Saved data entries:
'''
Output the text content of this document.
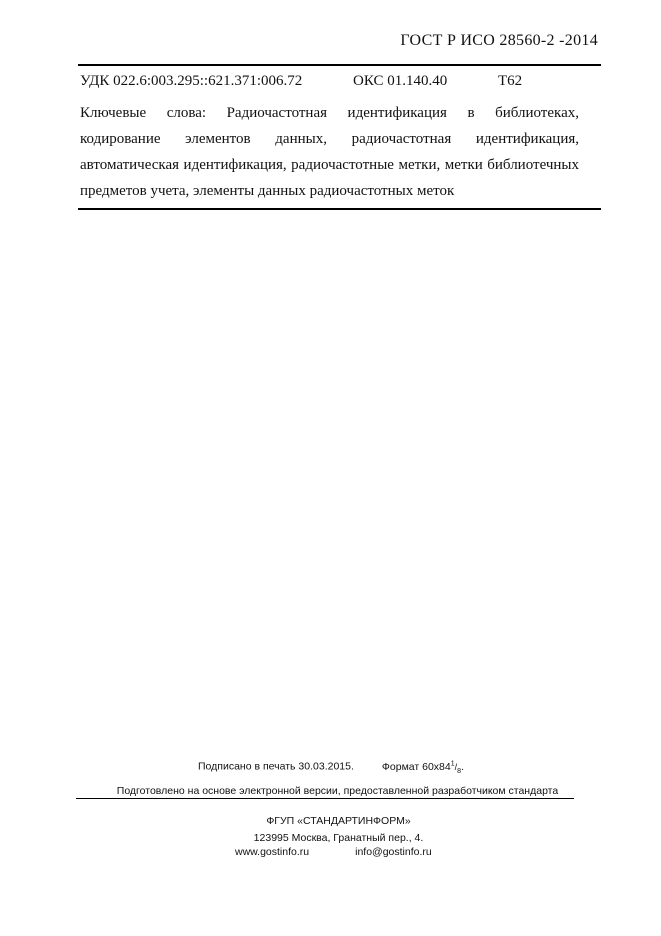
ГОСТ Р ИСО 28560-2 -2014
УДК 022.6:003.295::621.371:006.72	ОКС 01.140.40	Т62

Ключевые слова: Радиочастотная идентификация в библиотеках, кодирование элементов данных, радиочастотная идентификация, автоматическая идентификация, радиочастотные метки, метки библиотечных предметов учета, элементы данных радиочастотных меток

Подписано в печать 30.03.2015.	Формат $60х84^1/_8$.
Подготовлено на основе электронной версии, предоставленной разработчиком стандарта
ФГУП «СТАНДАРТИНФОРМ»
123995 Москва, Гранатный пер., 4.
www.gostinfo.ru	info@gostinfo.ru
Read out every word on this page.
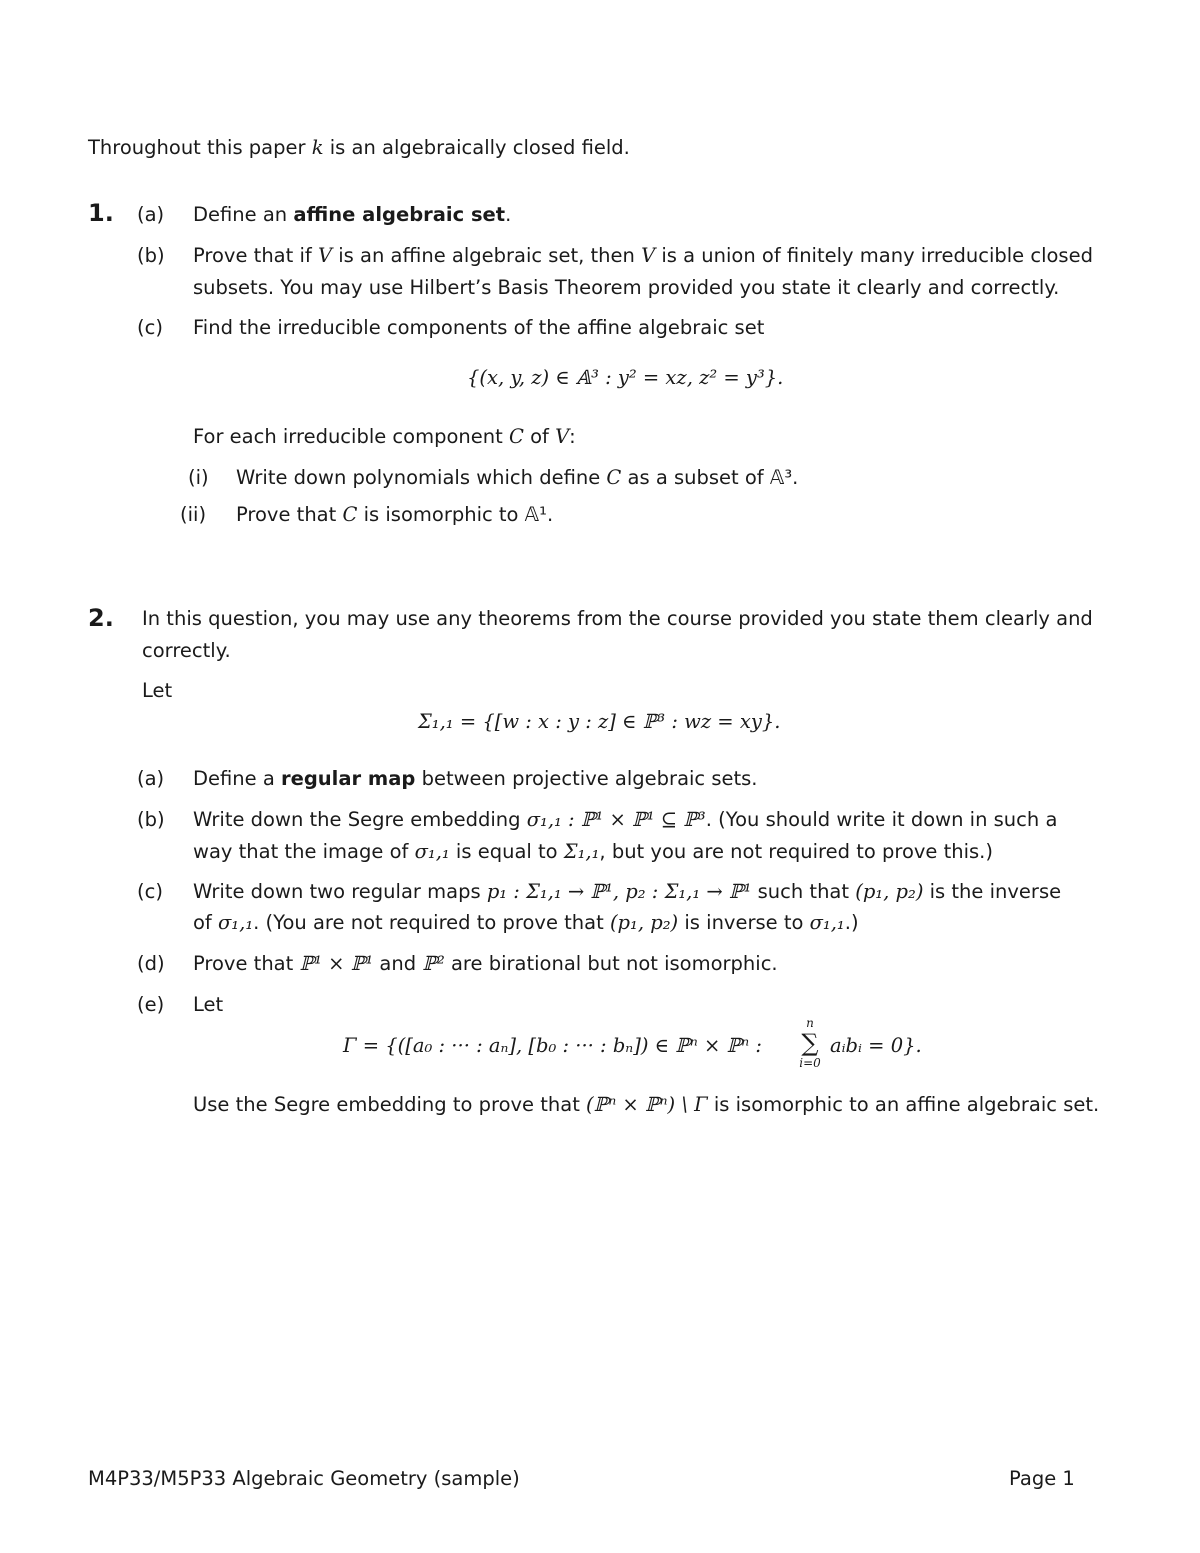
Throughout this paper k is an algebraically closed field.
1. (a) Define an affine algebraic set.
(b) Prove that if V is an affine algebraic set, then V is a union of finitely many irreducible closed
subsets. You may use Hilbert’s Basis Theorem provided you state it clearly and correctly.
(c) Find the irreducible components of the affine algebraic set
{(x, y, z) ∈ 𝔸³ : y² = xz, z² = y³}.
For each irreducible component C of V:
(i) Write down polynomials which define C as a subset of 𝔸³.
(ii) Prove that C is isomorphic to 𝔸¹.
2. In this question, you may use any theorems from the course provided you state them clearly and
correctly.
Let
Σ₁,₁ = {[w : x : y : z] ∈ ℙ³ : wz = xy}.
(a) Define a regular map between projective algebraic sets.
(b) Write down the Segre embedding σ₁,₁ : ℙ¹ × ℙ¹ ⊆ ℙ³. (You should write it down in such a
way that the image of σ₁,₁ is equal to Σ₁,₁, but you are not required to prove this.)
(c) Write down two regular maps p₁ : Σ₁,₁ → ℙ¹, p₂ : Σ₁,₁ → ℙ¹ such that (p₁, p₂) is the inverse
of σ₁,₁. (You are not required to prove that (p₁, p₂) is inverse to σ₁,₁.)
(d) Prove that ℙ¹ × ℙ¹ and ℙ² are birational but not isomorphic.
(e) Let
Γ = {([a₀ : ··· : aₙ], [b₀ : ··· : bₙ]) ∈ ℙⁿ × ℙⁿ :
n
∑
i=0
aᵢbᵢ = 0}.
Use the Segre embedding to prove that (ℙⁿ × ℙⁿ) \ Γ is isomorphic to an affine algebraic set.
M4P33/M5P33 Algebraic Geometry (sample)	Page 1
'''
WHAT TO WORK ON.
Output every entry word for word, but omit the pictures.

RESPONSE.
Output the text content of this document.
ГОСТ Р ИСО 28560-2 -2014
УДК 022.6:003.295::621.371:006.72	ОКС 01.140.40	Т62

Ключевые слова: Радиочастотная идентификация в библиотеках, кодирование элементов данных, радиочастотная идентификация, автоматическая идентификация, радиочастотные метки, метки библиотечных предметов учета, элементы данных радиочастотных меток

Подписано в печать 30.03.2015.	Формат $60х84^1/_8$.
Подготовлено на основе электронной версии, предоставленной разработчиком стандарта
ФГУП «СТАНДАРТИНФОРМ»
123995 Москва, Гранатный пер., 4.
www.gostinfo.ru	info@gostinfo.ru
Read out every word on this page.
Throughout this paper k is an algebraically closed field.
1. (a) Define an affine algebraic set.
(b) Prove that if V is an affine algebraic set, then V is a union of finitely many irreducible closed
subsets. You may use Hilbert’s Basis Theorem provided you state it clearly and correctly.
(c) Find the irreducible components of the affine algebraic set
{(x, y, z) ∈ 𝔸³ : y² = xz, z² = y³}.
For each irreducible component C of V:
(i) Write down polynomials which define C as a subset of 𝔸³.
(ii) Prove that C is isomorphic to 𝔸¹.
2. In this question, you may use any theorems from the course provided you state them clearly and
correctly.
Let
Σ₁,₁ = {[w : x : y : z] ∈ ℙ³ : wz = xy}.
(a) Define a regular map between projective algebraic sets.
(b) Write down the Segre embedding σ₁,₁ : ℙ¹ × ℙ¹ ⊆ ℙ³. (You should write it down in such a
way that the image of σ₁,₁ is equal to Σ₁,₁, but you are not required to prove this.)
(c) Write down two regular maps p₁ : Σ₁,₁ → ℙ¹, p₂ : Σ₁,₁ → ℙ¹ such that (p₁, p₂) is the inverse
of σ₁,₁. (You are not required to prove that (p₁, p₂) is inverse to σ₁,₁.)
(d) Prove that ℙ¹ × ℙ¹ and ℙ² are birational but not isomorphic.
(e) Let
Γ = {([a₀ : ··· : aₙ], [b₀ : ··· : bₙ]) ∈ ℙⁿ × ℙⁿ :
n
∑
i=0
aᵢbᵢ = 0}.
Use the Segre embedding to prove that (ℙⁿ × ℙⁿ) \ Γ is isomorphic to an affine algebraic set.
M4P33/M5P33 Algebraic Geometry (sample)	Page 1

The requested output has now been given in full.